## BEGIN Information given
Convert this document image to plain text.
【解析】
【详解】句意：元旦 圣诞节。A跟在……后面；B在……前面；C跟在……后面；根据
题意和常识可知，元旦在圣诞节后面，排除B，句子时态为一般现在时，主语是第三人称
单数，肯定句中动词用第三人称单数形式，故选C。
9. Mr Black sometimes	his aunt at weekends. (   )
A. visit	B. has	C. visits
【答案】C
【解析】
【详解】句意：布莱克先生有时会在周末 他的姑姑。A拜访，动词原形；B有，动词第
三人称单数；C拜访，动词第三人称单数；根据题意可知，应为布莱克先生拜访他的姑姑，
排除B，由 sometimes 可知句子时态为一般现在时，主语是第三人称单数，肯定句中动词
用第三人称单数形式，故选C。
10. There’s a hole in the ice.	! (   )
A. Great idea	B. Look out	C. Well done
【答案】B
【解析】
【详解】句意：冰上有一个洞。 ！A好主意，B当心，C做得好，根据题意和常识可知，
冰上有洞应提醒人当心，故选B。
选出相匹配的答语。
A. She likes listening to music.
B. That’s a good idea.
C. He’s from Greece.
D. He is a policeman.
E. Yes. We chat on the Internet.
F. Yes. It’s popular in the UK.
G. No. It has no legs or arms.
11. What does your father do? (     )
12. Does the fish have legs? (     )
## END Information given
> [Exercise details] Lines containing "sometimes" are to be counted. State the total and add nothing.

> [Answer to the exercise] 2